Instructions to follow: Copy the LoongArch code review page below word for word, from start to finish, but not the material that follows it.

Page extract:
========================================

This is an archive of the discontinued LLVM Phabricator instance.

[LoongArch] Add codegen support for the bitwise binary operations and part of other operations
ClosedPublic

Authored by SixWeining on Jun 7 2022, 4:39 AM.

Details

Summary

Reference:
https://llvm.org/docs/LangRef.html#bitwise-binary-operations
https://llvm.org/docs/LangRef.html#other-operations

The reason why other operations are implemented here is that some
bitwise binary operations depend on them. For example, on loongarch32,
shl over i64 data requires select.

Depends on D127200

Diff Detail

Event Timeline

SixWeining created this revision.Jun 7 2022, 4:39 AM
Herald added a project: Restricted Project. · View Herald TranscriptJun 7 2022, 4:39 AM
SixWeining requested review of this revision.Jun 7 2022, 4:39 AM
SixWeining added inline comments.Jun 7 2022, 11:47 PM
llvm/lib/Target/LoongArch/LoongArchInstrInfo.td
578

Typo. Should be sra.

579

Ditto. Should be srl.

========================================

Information provided:
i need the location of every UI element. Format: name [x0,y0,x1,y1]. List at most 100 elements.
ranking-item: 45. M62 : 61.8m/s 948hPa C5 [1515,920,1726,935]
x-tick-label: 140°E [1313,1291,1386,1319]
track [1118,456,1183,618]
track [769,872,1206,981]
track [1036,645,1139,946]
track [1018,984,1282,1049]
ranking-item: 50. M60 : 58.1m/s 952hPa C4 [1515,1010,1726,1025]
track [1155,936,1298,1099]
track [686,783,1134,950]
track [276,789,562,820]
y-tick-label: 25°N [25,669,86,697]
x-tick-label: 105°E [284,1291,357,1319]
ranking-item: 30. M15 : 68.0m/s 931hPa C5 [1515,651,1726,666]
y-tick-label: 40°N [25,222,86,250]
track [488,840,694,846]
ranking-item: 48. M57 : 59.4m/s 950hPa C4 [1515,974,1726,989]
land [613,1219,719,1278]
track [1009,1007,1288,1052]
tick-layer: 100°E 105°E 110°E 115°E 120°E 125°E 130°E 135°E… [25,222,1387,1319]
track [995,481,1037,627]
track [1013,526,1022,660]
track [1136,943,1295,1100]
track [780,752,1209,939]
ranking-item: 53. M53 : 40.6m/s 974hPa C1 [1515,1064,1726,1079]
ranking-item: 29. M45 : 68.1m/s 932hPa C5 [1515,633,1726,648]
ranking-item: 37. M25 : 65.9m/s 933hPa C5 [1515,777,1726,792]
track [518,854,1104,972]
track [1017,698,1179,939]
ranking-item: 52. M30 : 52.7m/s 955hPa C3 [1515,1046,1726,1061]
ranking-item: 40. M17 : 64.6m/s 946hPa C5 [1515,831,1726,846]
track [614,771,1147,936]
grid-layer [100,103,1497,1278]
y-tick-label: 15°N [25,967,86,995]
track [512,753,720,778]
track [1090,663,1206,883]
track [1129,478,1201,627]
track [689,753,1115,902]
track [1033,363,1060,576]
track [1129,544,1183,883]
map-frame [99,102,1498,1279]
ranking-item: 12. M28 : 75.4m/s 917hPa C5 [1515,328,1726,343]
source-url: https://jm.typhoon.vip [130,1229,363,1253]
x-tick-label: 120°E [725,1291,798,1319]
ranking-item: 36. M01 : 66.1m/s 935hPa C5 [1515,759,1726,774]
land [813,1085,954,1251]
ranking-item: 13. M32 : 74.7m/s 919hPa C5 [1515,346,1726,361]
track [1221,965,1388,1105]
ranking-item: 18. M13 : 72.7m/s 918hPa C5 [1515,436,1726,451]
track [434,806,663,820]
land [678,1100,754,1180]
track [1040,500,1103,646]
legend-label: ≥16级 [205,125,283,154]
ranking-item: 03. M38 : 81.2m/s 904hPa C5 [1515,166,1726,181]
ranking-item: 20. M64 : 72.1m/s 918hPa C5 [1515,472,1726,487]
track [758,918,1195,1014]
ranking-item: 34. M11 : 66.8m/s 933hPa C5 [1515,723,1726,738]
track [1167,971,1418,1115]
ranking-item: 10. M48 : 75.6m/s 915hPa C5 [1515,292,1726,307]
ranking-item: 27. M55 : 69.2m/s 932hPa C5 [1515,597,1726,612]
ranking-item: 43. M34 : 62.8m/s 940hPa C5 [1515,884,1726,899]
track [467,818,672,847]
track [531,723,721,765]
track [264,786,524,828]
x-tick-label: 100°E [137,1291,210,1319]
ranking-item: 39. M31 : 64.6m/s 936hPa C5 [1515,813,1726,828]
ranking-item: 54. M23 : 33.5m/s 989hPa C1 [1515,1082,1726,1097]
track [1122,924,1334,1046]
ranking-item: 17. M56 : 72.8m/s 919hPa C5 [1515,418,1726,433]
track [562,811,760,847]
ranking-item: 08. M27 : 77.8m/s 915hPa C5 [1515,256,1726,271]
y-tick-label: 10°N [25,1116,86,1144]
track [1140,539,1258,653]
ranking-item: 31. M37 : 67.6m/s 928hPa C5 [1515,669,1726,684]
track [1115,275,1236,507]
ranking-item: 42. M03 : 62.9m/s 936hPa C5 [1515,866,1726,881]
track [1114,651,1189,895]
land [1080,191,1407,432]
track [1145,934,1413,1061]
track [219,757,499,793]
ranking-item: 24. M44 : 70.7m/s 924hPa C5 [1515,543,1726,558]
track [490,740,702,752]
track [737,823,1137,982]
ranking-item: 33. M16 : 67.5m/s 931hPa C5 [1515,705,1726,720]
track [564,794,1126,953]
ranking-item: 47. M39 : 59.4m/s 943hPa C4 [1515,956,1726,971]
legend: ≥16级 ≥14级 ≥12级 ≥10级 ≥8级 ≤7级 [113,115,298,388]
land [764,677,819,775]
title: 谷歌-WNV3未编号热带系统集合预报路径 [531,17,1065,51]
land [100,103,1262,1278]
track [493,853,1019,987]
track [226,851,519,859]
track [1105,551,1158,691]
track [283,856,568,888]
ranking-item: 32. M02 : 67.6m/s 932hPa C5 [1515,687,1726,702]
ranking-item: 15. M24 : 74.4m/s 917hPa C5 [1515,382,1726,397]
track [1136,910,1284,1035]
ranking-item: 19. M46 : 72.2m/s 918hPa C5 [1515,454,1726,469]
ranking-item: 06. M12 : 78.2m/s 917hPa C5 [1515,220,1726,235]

========================================

Right answer:
This is an archive of the discontinued LLVM Phabricator instance.

[LoongArch] Add codegen support for the bitwise binary operations and part of other operations
ClosedPublic

Authored by SixWeining on Jun 7 2022, 4:39 AM.

Details

Summary

Reference:
https://llvm.org/docs/LangRef.html#bitwise-binary-operations
https://llvm.org/docs/LangRef.html#other-operations

The reason why other operations are implemented here is that some
bitwise binary operations depend on them. For example, on loongarch32,
shl over i64 data requires select.

Depends on D127200

Diff Detail

Event Timeline

SixWeining created this revision.Jun 7 2022, 4:39 AM
Herald added a project: Restricted Project. · View Herald TranscriptJun 7 2022, 4:39 AM
SixWeining requested review of this revision.Jun 7 2022, 4:39 AM
SixWeining added inline comments.Jun 7 2022, 11:47 PM
llvm/lib/Target/LoongArch/LoongArchInstrInfo.td
578

Typo. Should be sra.

579

Ditto. Should be srl.